STATED EXERCISE A: Return, word for word, the part of the sugarcane subsample text starting with "Paulo Peloia Hello, my" and going on through "subsamples per plot.".

— BEGIN GIVEN PASSAGE —

Choose Language Hide Translation Bar
Paulopeloia
Level II

Optimization of subsample size for soil pests on sugarcane experiments (2021-US-EPO-894)

Level: Intermediate

 

Paulo Peloia, Data Analytics Lead LATAM, Syngenta Crop Protection

 

Field experiments with products against soil pests on sugarcane in Brazil evaluate the percentage of stalks attacked in four subsamples of 0.5 row-meter per plot. Nevertheless, only 40% of the experiments detect a significant difference between treatments (p-value < .05). The increase in the number of subsamples (X) initially leads to a lower experimental error up to an optimum point (X0), from which the gain in detecting differences between treatments is very small. Thus, two blank experiments with 11 treatments, 4 blocks and 8 subsamples/plot were conducted. To estimate the mean experimental error, 1000 bootstrap samples for each value of X, from 8 to 1, were performed. To determine X0, the quadratic plateau model (QPM) was fitted by least squares Gauss-Newton method for nonlinear models using JMP 16. In the following season, three real (validation) experiments were conducted with X0 subsamples and their capacity to detect significant differences was compared as if they had been conducted with X = 4, using 1000 bootstrap samples for each experiment. The QPM estimated X0 = 6 subsamples (R² = .972 and .971). Experiments with X0 = 6 detected a significant difference between treatments in 54% of the cases and with n = 4, 41%, what represents an increment of 13 percentage points.

 

 

Auto-generated transcript...

 


Speaker

Transcript

Paulo Peloia Hello, my name is Paulo Peloia. I am the data analytics lead for Latin America at Syngenta Crop Protection. The research
  that I'm going to present to is about the optimization of subsample size for soil pests on sugar cane experiments.
  Here in Brazil, we conduct few experiments to test products against soil pests on sugar cane with four replicates on four subsamples per plot.
  And in each subsample, we have to dig the soil to remove the roots of...the of the sugar cane and then evaluate the damage caused by these soil pests. Okay, we do that in 0.5 row meters.
  With this design, unfortunately, this is our problem, we can detect a significant difference between treatment in 40% of the cases only considering an alpha of 5%. Okay.
  Before increasing the number of replicates in our trials, what would dramatically increase the cost of our experiments, we decided to first evaluate the, the number of subsamples that we collect.
  It is known that the higher the number of subsample, the lower the experimental error. It is also known that this...this decrease in the experimental error reduces with the number of subsamples. So we have a nonlinear trend and
  at a certain point, this reduction in the experimental errors becomes close to zero. Okay, for this reason, we decided to use the quadratic plateau model, the methodology that we are going to talk about in some seconds.

— END GIVEN PASSAGE —
— BEGIN DATA ENTRIES —

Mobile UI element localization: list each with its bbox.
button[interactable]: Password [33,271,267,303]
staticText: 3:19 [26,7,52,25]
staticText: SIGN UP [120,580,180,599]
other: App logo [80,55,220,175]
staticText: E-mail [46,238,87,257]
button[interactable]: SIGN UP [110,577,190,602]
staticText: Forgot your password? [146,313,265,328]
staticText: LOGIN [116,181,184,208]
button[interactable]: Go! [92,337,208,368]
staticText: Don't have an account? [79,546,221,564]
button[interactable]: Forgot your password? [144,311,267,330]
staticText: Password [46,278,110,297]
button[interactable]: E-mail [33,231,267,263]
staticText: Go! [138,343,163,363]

— END DATA ENTRIES —

STATED EXERCISE B: Retype the records without any change, starting at their very first line and going on through the line with "staticText: E-mail [46,238,87,257]".

EXERCISE SOLUTION A:
Paulo Peloia Hello, my name is Paulo Peloia. I am the data analytics lead for Latin America at Syngenta Crop Protection. The research
  that I'm going to present to is about the optimization of subsample size for soil pests on sugar cane experiments.
  Here in Brazil, we conduct few experiments to test products against soil pests on sugar cane with four replicates on four subsamples per plot.

EXERCISE SOLUTION B:
Mobile UI element localization: list each with its bbox.
button[interactable]: Password [33,271,267,303]
staticText: 3:19 [26,7,52,25]
staticText: SIGN UP [120,580,180,599]
other: App logo [80,55,220,175]
staticText: E-mail [46,238,87,257]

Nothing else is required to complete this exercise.